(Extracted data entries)
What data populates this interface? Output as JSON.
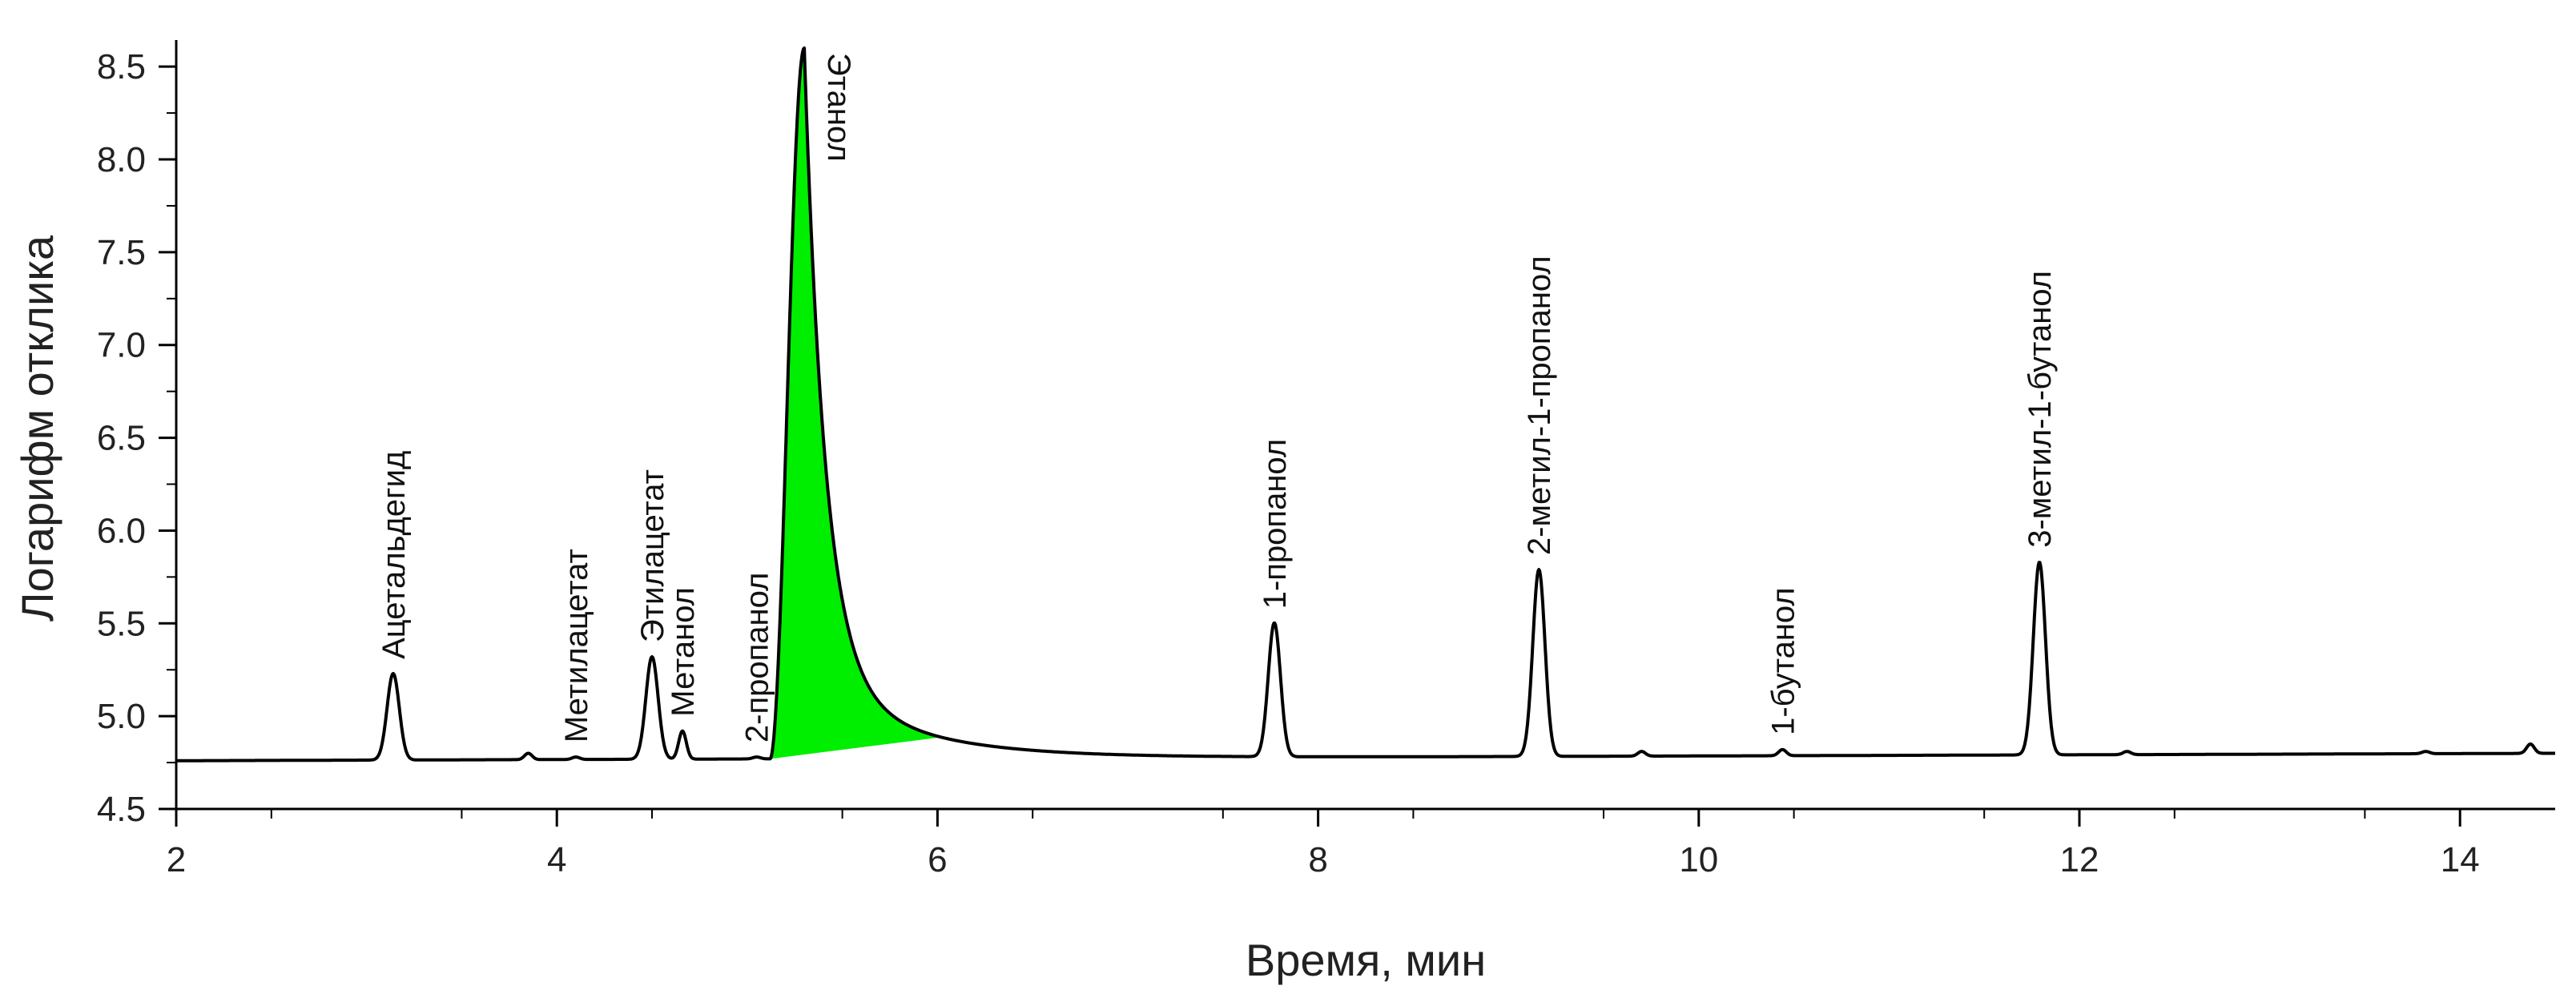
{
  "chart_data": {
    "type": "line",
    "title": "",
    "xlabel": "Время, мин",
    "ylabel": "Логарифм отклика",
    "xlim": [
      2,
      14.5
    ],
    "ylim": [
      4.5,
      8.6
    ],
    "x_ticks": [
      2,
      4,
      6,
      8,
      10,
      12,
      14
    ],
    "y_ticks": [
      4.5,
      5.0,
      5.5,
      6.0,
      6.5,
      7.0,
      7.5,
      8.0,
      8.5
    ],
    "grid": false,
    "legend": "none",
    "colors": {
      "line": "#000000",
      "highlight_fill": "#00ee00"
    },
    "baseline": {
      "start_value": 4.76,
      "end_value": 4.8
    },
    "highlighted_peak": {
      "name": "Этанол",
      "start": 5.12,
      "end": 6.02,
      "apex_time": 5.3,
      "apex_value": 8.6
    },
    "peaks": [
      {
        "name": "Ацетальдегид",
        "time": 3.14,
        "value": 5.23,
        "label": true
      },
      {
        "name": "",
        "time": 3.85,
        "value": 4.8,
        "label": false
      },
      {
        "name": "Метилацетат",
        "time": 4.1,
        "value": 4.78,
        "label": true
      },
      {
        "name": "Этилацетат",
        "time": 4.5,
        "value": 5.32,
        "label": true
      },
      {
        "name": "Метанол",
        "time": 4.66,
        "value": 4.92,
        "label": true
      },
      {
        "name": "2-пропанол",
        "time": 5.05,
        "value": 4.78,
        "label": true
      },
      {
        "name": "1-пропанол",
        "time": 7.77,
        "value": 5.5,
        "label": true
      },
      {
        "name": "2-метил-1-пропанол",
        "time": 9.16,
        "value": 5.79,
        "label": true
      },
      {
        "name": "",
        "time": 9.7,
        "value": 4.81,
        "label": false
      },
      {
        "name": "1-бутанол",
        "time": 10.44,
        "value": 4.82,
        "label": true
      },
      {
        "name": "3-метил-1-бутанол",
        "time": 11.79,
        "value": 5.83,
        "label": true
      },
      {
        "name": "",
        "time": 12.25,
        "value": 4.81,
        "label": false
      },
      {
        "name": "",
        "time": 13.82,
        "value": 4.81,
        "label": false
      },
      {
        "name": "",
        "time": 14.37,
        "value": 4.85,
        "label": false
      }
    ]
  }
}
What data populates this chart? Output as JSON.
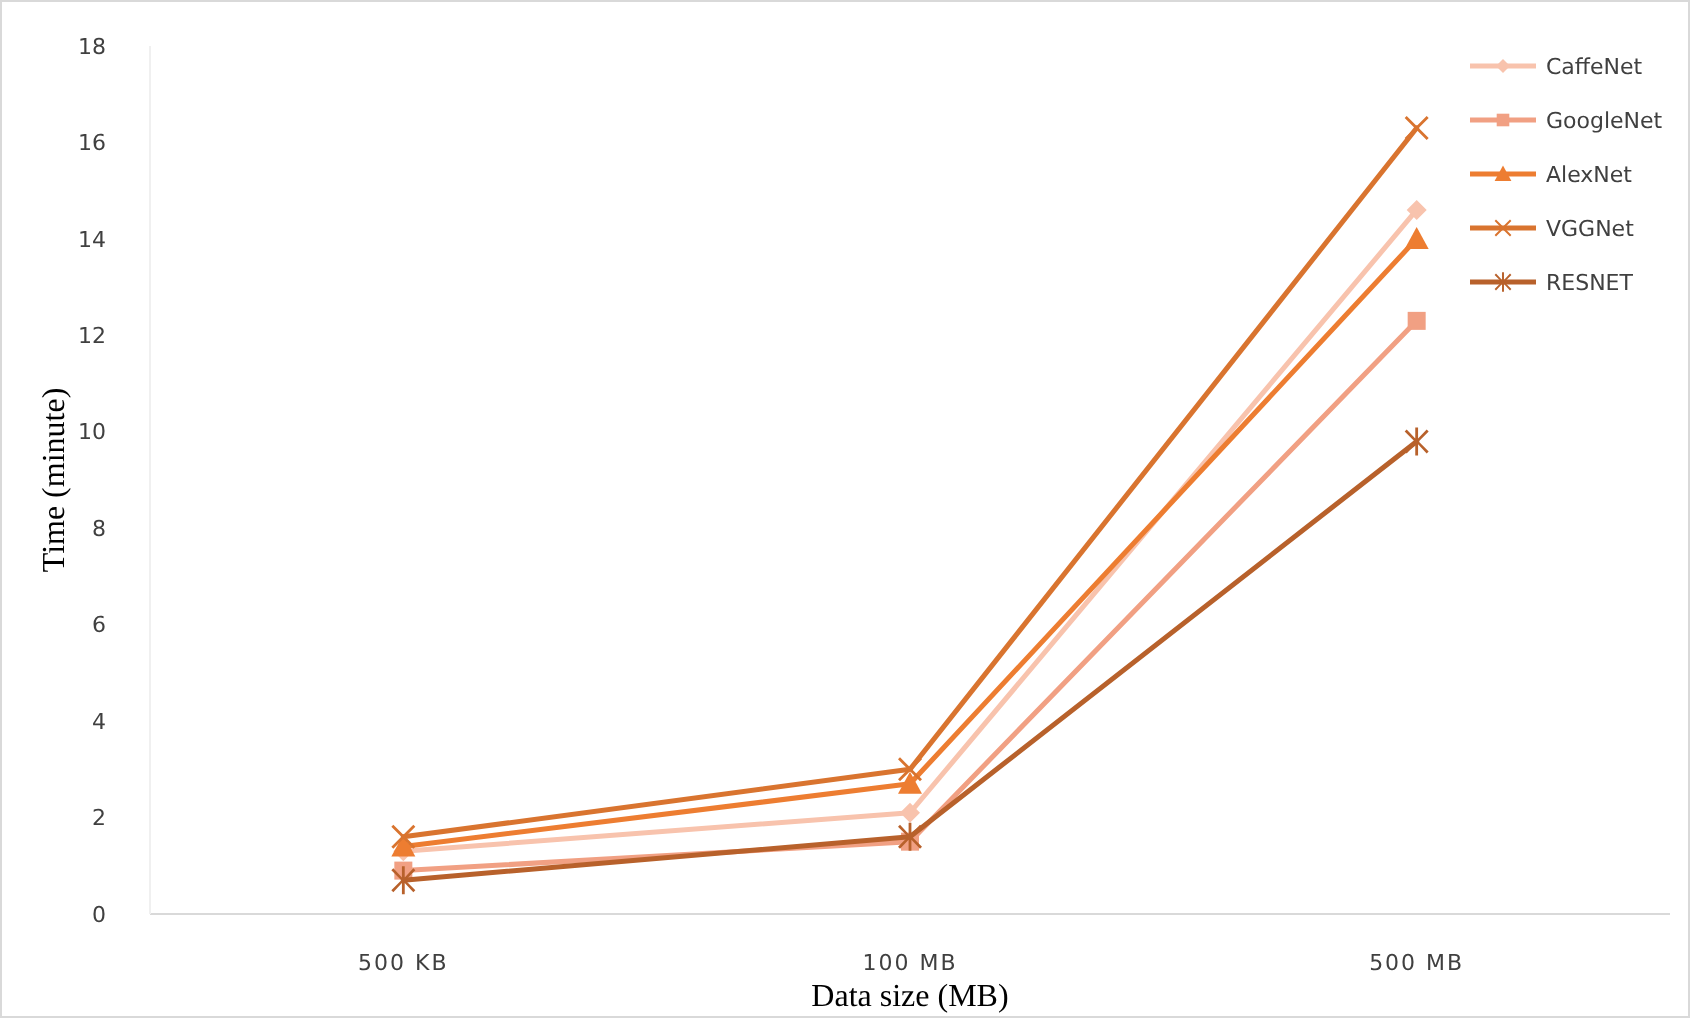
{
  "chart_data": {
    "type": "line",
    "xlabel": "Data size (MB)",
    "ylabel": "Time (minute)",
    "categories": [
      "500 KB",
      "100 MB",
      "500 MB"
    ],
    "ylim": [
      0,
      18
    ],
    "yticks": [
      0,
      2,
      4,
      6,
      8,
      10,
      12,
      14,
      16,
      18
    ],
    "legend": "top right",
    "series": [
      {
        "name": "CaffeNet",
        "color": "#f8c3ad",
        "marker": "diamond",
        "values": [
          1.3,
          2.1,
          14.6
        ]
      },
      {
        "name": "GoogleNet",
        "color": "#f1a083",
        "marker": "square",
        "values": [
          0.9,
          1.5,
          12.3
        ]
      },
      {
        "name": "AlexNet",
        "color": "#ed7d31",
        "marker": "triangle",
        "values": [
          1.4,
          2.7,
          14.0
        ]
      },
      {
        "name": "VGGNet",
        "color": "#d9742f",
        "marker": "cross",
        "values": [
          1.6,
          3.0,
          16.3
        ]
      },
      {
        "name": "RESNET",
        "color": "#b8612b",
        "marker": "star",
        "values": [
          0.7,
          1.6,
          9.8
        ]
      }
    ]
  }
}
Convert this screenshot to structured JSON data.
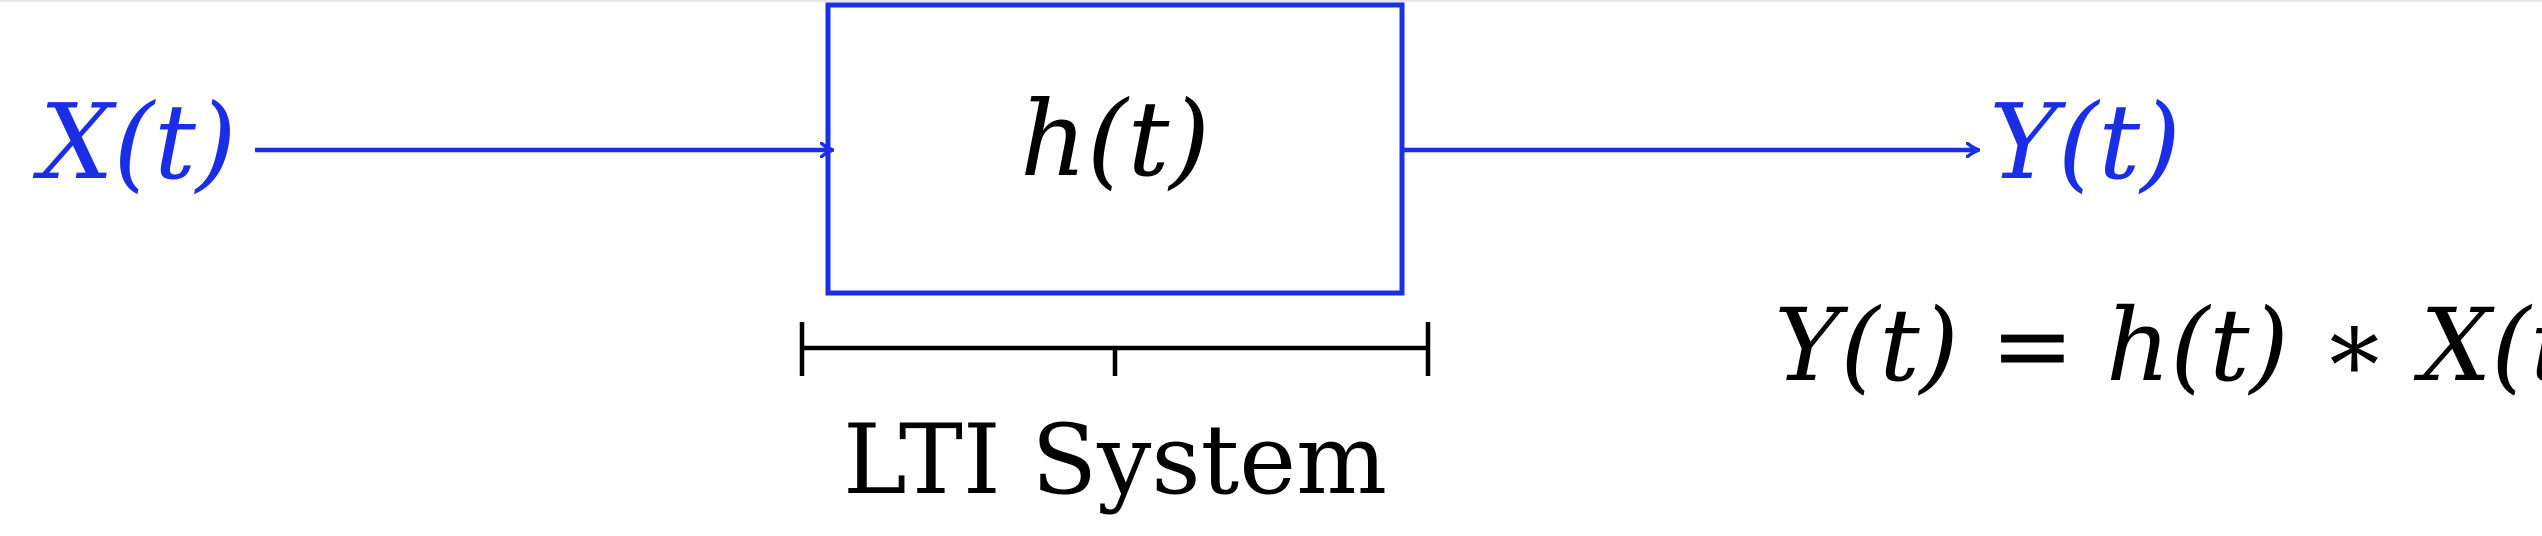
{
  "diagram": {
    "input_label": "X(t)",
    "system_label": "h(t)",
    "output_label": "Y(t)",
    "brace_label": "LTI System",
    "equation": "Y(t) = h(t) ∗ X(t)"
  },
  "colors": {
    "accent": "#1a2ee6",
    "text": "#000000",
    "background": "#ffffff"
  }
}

Instructions for the task: Make an exact copy of the data above, pictures excluded.

Output below:
What data populates this interface? Output as JSON.
{
  "chart_data": {
    "type": "line",
    "title": "",
    "xlabel": "Время, мин",
    "ylabel": "Логарифм отклика",
    "xlim": [
      2,
      14.5
    ],
    "ylim": [
      4.5,
      8.6
    ],
    "x_ticks": [
      2,
      4,
      6,
      8,
      10,
      12,
      14
    ],
    "y_ticks": [
      4.5,
      5.0,
      5.5,
      6.0,
      6.5,
      7.0,
      7.5,
      8.0,
      8.5
    ],
    "grid": false,
    "legend": "none",
    "colors": {
      "line": "#000000",
      "highlight_fill": "#00ee00"
    },
    "baseline": {
      "start_value": 4.76,
      "end_value": 4.8
    },
    "highlighted_peak": {
      "name": "Этанол",
      "start": 5.12,
      "end": 6.02,
      "apex_time": 5.3,
      "apex_value": 8.6
    },
    "peaks": [
      {
        "name": "Ацетальдегид",
        "time": 3.14,
        "value": 5.23,
        "label": true
      },
      {
        "name": "",
        "time": 3.85,
        "value": 4.8,
        "label": false
      },
      {
        "name": "Метилацетат",
        "time": 4.1,
        "value": 4.78,
        "label": true
      },
      {
        "name": "Этилацетат",
        "time": 4.5,
        "value": 5.32,
        "label": true
      },
      {
        "name": "Метанол",
        "time": 4.66,
        "value": 4.92,
        "label": true
      },
      {
        "name": "2-пропанол",
        "time": 5.05,
        "value": 4.78,
        "label": true
      },
      {
        "name": "1-пропанол",
        "time": 7.77,
        "value": 5.5,
        "label": true
      },
      {
        "name": "2-метил-1-пропанол",
        "time": 9.16,
        "value": 5.79,
        "label": true
      },
      {
        "name": "",
        "time": 9.7,
        "value": 4.81,
        "label": false
      },
      {
        "name": "1-бутанол",
        "time": 10.44,
        "value": 4.82,
        "label": true
      },
      {
        "name": "3-метил-1-бутанол",
        "time": 11.79,
        "value": 5.83,
        "label": true
      },
      {
        "name": "",
        "time": 12.25,
        "value": 4.81,
        "label": false
      },
      {
        "name": "",
        "time": 13.82,
        "value": 4.81,
        "label": false
      },
      {
        "name": "",
        "time": 14.37,
        "value": 4.85,
        "label": false
      }
    ]
  }
}
What data populates this chart? Output as JSON.
{
  "chart_data": {
    "type": "line",
    "xlabel": "Data size (MB)",
    "ylabel": "Time (minute)",
    "categories": [
      "500 KB",
      "100 MB",
      "500 MB"
    ],
    "ylim": [
      0,
      18
    ],
    "yticks": [
      0,
      2,
      4,
      6,
      8,
      10,
      12,
      14,
      16,
      18
    ],
    "legend": "top right",
    "series": [
      {
        "name": "CaffeNet",
        "color": "#f8c3ad",
        "marker": "diamond",
        "values": [
          1.3,
          2.1,
          14.6
        ]
      },
      {
        "name": "GoogleNet",
        "color": "#f1a083",
        "marker": "square",
        "values": [
          0.9,
          1.5,
          12.3
        ]
      },
      {
        "name": "AlexNet",
        "color": "#ed7d31",
        "marker": "triangle",
        "values": [
          1.4,
          2.7,
          14.0
        ]
      },
      {
        "name": "VGGNet",
        "color": "#d9742f",
        "marker": "cross",
        "values": [
          1.6,
          3.0,
          16.3
        ]
      },
      {
        "name": "RESNET",
        "color": "#b8612b",
        "marker": "star",
        "values": [
          0.7,
          1.6,
          9.8
        ]
      }
    ]
  }
}
Convert this screenshot to structured JSON data.
{
  "diagram": {
    "input_label": "X(t)",
    "system_label": "h(t)",
    "output_label": "Y(t)",
    "brace_label": "LTI System",
    "equation": "Y(t) = h(t) ∗ X(t)"
  },
  "colors": {
    "accent": "#1a2ee6",
    "text": "#000000",
    "background": "#ffffff"
  }
}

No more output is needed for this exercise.